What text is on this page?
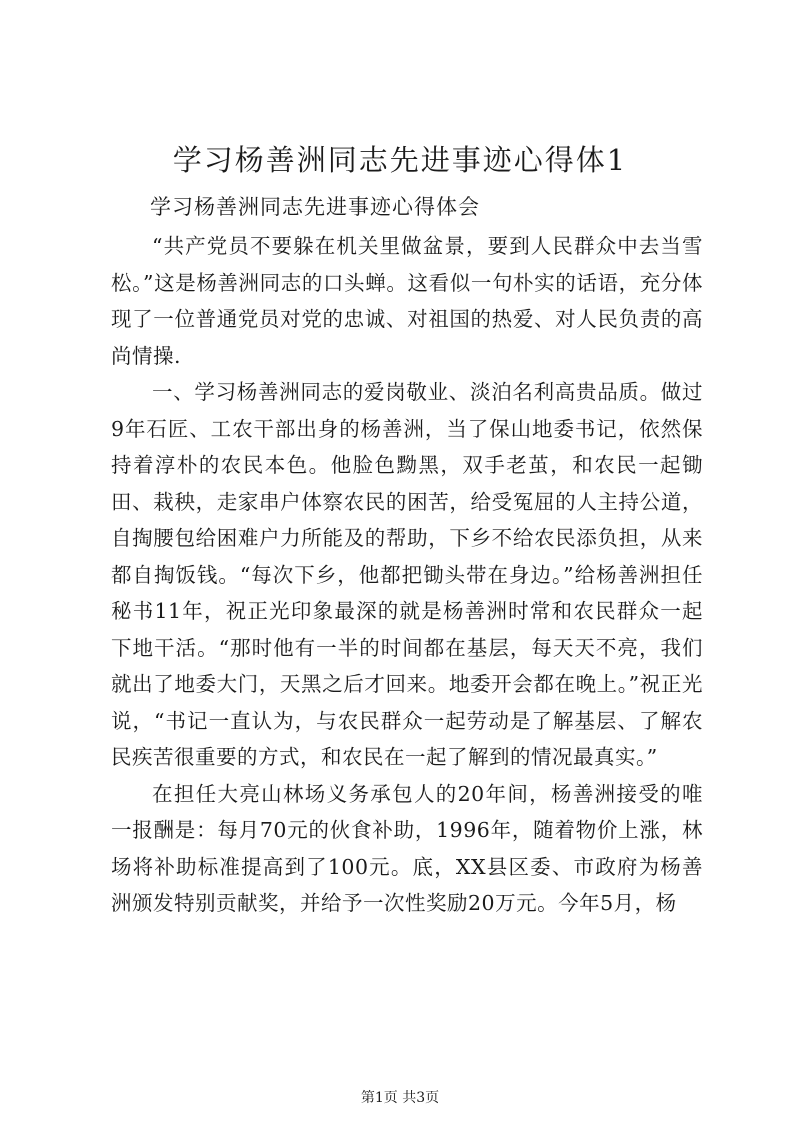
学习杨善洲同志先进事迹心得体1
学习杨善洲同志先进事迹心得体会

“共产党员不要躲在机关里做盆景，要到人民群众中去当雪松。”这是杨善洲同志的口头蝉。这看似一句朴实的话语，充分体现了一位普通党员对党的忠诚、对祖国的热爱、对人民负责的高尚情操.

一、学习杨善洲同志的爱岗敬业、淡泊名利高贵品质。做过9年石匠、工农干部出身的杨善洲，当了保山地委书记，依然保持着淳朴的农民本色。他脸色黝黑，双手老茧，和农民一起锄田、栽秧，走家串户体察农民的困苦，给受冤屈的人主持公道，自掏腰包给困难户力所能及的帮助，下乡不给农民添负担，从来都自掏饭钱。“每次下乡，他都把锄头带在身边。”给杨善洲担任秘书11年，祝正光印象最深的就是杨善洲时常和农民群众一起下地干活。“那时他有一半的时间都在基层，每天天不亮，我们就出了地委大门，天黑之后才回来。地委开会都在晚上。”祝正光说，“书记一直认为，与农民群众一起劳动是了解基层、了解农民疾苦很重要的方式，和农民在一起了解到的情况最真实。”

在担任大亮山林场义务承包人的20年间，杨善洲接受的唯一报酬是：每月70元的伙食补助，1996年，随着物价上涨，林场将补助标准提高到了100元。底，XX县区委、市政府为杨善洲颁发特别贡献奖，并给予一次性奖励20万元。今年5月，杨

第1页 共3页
---
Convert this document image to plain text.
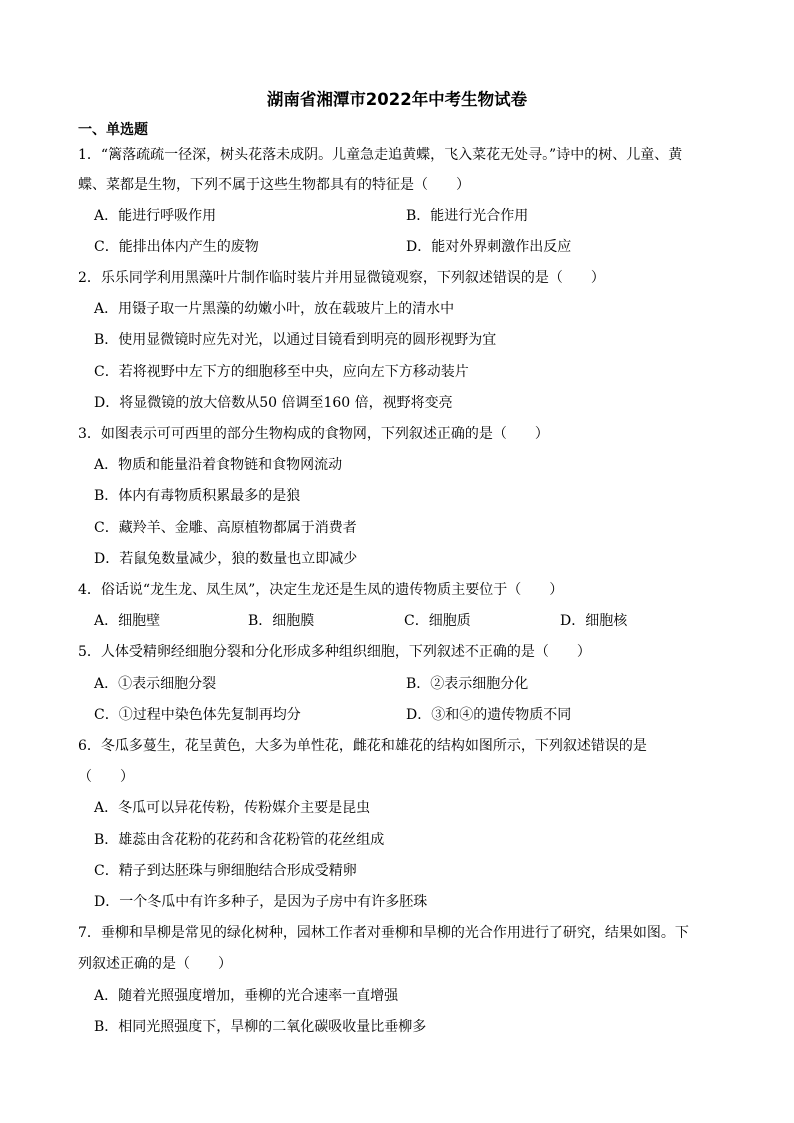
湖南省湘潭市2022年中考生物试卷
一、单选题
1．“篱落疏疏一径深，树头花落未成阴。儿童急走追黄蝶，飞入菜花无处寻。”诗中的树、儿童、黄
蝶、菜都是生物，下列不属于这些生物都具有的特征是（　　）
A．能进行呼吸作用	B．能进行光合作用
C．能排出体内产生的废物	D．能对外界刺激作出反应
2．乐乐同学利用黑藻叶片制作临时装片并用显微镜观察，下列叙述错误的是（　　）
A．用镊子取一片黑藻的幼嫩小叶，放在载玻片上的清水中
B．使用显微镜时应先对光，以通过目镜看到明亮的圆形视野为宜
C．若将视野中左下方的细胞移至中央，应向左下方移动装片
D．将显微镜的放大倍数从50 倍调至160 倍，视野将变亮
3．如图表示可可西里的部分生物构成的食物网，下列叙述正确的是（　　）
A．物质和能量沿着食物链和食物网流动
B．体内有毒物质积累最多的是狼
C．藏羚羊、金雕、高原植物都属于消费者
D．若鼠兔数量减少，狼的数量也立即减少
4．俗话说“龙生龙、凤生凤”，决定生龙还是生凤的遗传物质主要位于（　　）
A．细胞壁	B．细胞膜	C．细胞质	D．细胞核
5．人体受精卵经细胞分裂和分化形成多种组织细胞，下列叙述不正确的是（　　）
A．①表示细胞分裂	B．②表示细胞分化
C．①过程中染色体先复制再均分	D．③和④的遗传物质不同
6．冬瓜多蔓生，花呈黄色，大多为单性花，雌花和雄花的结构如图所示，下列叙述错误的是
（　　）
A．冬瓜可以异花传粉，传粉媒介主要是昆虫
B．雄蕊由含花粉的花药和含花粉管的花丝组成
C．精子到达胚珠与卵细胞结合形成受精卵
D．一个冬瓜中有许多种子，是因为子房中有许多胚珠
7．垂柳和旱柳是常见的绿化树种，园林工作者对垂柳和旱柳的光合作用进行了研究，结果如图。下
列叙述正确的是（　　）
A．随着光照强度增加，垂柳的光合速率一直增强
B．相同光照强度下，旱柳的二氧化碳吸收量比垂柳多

Given instruction. Return each line in the records that holds the string "下列叙述错误的是".

Written solution.
2．乐乐同学利用黑藻叶片制作临时装片并用显微镜观察，下列叙述错误的是（　　）
6．冬瓜多蔓生，花呈黄色，大多为单性花，雌花和雄花的结构如图所示，下列叙述错误的是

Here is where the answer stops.